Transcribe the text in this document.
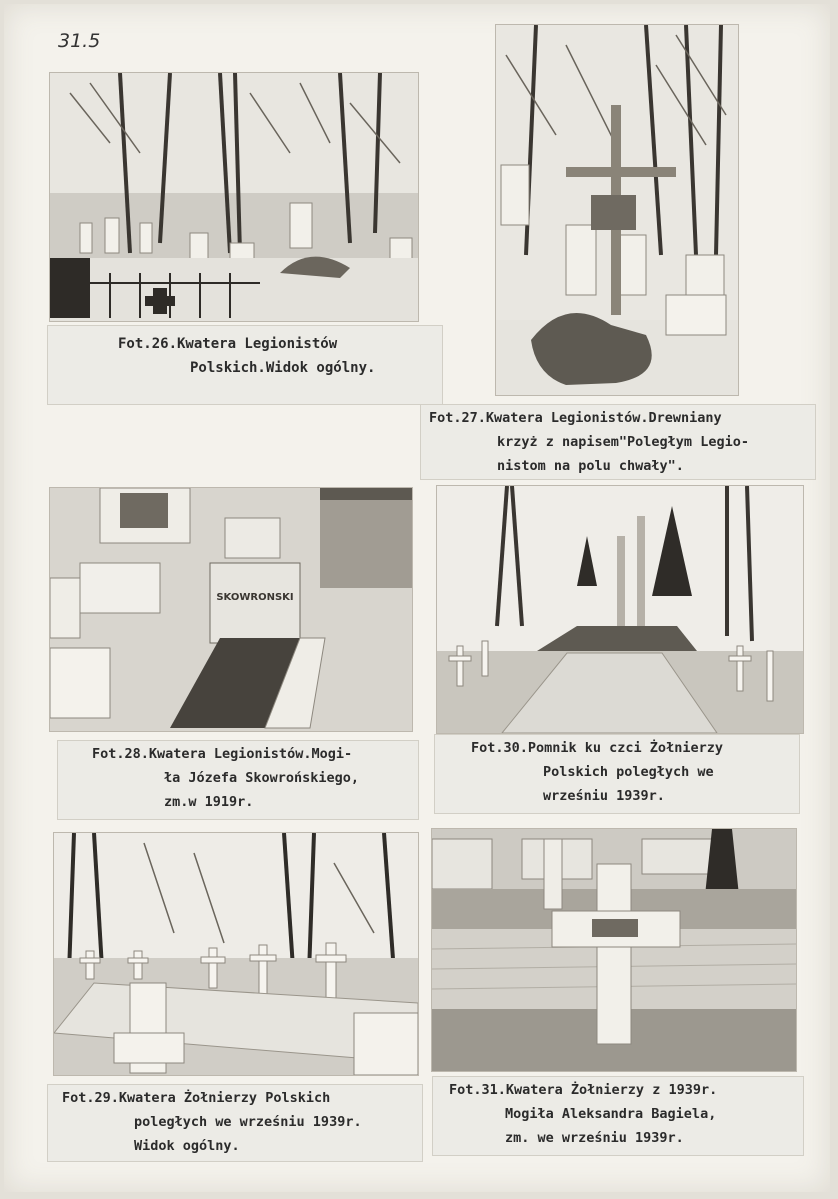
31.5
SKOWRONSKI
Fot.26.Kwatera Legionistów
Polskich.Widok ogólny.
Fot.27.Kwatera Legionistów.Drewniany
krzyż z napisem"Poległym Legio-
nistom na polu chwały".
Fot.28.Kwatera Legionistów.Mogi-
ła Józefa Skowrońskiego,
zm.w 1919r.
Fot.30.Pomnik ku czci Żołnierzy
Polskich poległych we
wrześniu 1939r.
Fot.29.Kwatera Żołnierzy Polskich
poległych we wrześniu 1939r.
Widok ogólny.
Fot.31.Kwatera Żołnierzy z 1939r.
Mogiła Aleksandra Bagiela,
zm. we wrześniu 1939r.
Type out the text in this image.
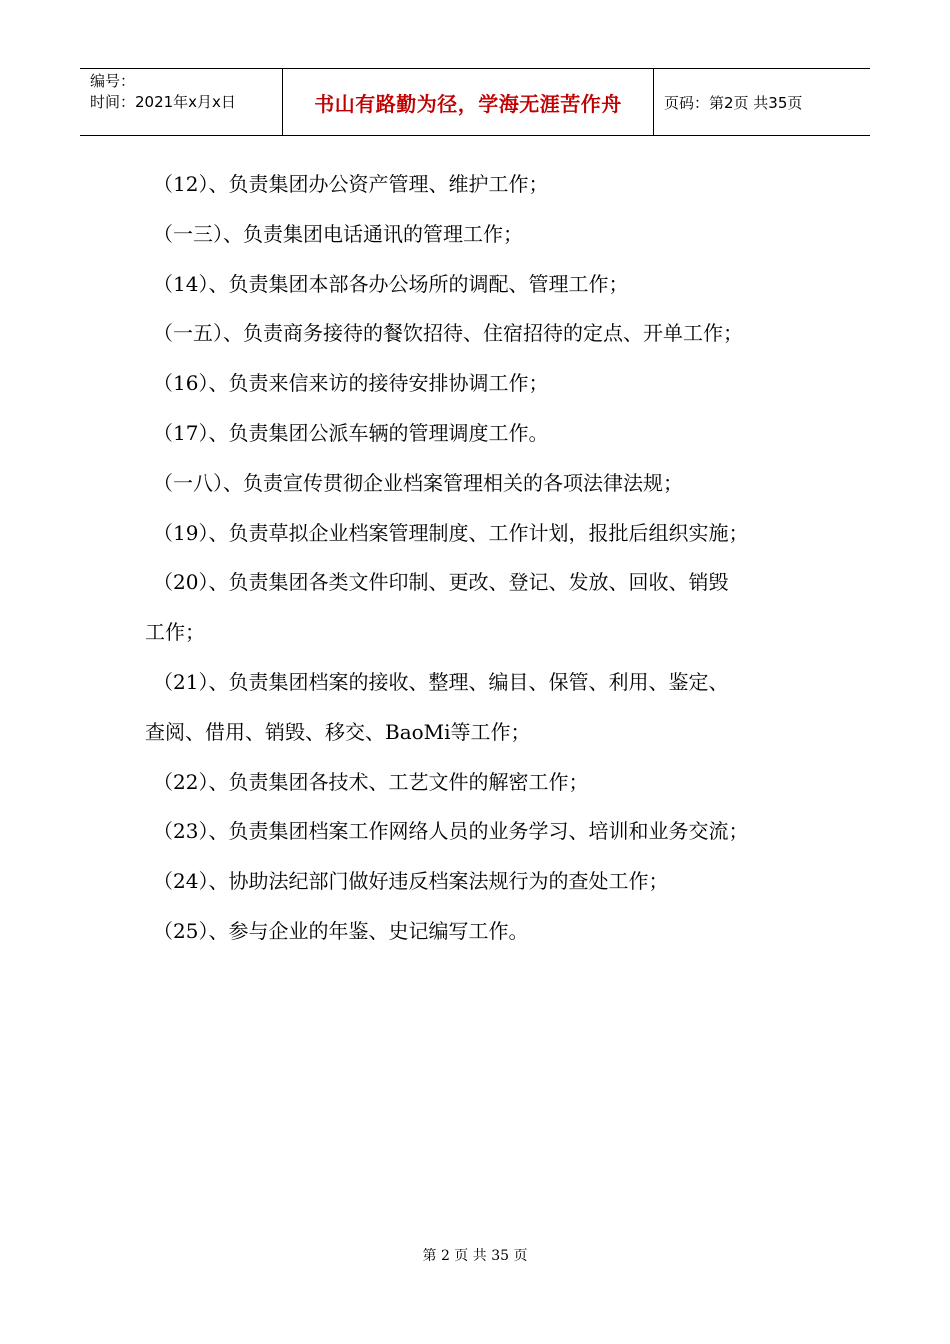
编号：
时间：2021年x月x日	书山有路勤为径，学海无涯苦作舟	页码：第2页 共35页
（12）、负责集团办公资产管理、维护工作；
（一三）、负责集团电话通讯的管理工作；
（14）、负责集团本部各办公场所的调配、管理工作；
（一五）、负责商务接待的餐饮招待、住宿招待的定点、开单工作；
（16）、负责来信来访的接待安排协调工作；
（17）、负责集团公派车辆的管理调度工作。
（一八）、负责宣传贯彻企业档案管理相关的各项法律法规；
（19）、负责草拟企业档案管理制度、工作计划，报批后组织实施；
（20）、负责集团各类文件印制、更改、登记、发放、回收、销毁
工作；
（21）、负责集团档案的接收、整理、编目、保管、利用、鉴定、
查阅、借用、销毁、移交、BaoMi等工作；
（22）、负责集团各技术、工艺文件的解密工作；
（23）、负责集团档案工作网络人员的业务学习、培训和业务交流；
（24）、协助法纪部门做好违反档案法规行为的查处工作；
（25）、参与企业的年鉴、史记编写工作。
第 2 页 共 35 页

**EXERCISE**
Write out, exactly, each line from the one containing "Type out the text in this image." down to the final line of the data above. Both of those lines count, and the pictures are left out.

**RESPONSE BELOW**
Type out the text in this image.
编号：
时间：2021年x月x日	书山有路勤为径，学海无涯苦作舟	页码：第2页 共35页
（12）、负责集团办公资产管理、维护工作；
（一三）、负责集团电话通讯的管理工作；
（14）、负责集团本部各办公场所的调配、管理工作；
（一五）、负责商务接待的餐饮招待、住宿招待的定点、开单工作；
（16）、负责来信来访的接待安排协调工作；
（17）、负责集团公派车辆的管理调度工作。
（一八）、负责宣传贯彻企业档案管理相关的各项法律法规；
（19）、负责草拟企业档案管理制度、工作计划，报批后组织实施；
（20）、负责集团各类文件印制、更改、登记、发放、回收、销毁
工作；
（21）、负责集团档案的接收、整理、编目、保管、利用、鉴定、
查阅、借用、销毁、移交、BaoMi等工作；
（22）、负责集团各技术、工艺文件的解密工作；
（23）、负责集团档案工作网络人员的业务学习、培训和业务交流；
（24）、协助法纪部门做好违反档案法规行为的查处工作；
（25）、参与企业的年鉴、史记编写工作。
第 2 页 共 35 页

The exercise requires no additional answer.